| Collected data entries |

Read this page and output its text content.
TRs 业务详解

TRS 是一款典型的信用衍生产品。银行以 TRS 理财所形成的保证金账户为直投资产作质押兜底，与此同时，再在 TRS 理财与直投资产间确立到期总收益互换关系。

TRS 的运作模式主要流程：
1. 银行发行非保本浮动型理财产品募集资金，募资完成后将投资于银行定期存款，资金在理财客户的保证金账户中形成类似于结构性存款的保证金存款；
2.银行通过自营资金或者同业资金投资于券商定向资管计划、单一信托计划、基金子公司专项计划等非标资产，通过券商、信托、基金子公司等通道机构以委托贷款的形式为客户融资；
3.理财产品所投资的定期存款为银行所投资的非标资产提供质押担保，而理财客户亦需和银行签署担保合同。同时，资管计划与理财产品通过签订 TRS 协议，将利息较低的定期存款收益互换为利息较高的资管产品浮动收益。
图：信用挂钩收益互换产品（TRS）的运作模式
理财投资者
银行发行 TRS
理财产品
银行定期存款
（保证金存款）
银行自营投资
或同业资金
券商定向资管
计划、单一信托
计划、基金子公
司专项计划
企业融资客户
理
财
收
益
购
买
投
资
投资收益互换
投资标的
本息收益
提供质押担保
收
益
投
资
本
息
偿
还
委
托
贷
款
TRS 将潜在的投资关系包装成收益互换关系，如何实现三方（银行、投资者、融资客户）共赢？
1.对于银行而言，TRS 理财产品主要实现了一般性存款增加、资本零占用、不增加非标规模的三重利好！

| Your task |
Take the entries and copy them out exactly.

| Answer to the problem |
Read this page and output its text content.
TRs 业务详解

TRS 是一款典型的信用衍生产品。银行以 TRS 理财所形成的保证金账户为直投资产作质押兜底，与此同时，再在 TRS 理财与直投资产间确立到期总收益互换关系。

TRS 的运作模式主要流程：
1. 银行发行非保本浮动型理财产品募集资金，募资完成后将投资于银行定期存款，资金在理财客户的保证金账户中形成类似于结构性存款的保证金存款；
2.银行通过自营资金或者同业资金投资于券商定向资管计划、单一信托计划、基金子公司专项计划等非标资产，通过券商、信托、基金子公司等通道机构以委托贷款的形式为客户融资；
3.理财产品所投资的定期存款为银行所投资的非标资产提供质押担保，而理财客户亦需和银行签署担保合同。同时，资管计划与理财产品通过签订 TRS 协议，将利息较低的定期存款收益互换为利息较高的资管产品浮动收益。
图：信用挂钩收益互换产品（TRS）的运作模式
理财投资者
银行发行 TRS
理财产品
银行定期存款
（保证金存款）
银行自营投资
或同业资金
券商定向资管
计划、单一信托
计划、基金子公
司专项计划
企业融资客户
理
财
收
益
购
买
投
资
投资收益互换
投资标的
本息收益
提供质押担保
收
益
投
资
本
息
偿
还
委
托
贷
款
TRS 将潜在的投资关系包装成收益互换关系，如何实现三方（银行、投资者、融资客户）共赢？
1.对于银行而言，TRS 理财产品主要实现了一般性存款增加、资本零占用、不增加非标规模的三重利好！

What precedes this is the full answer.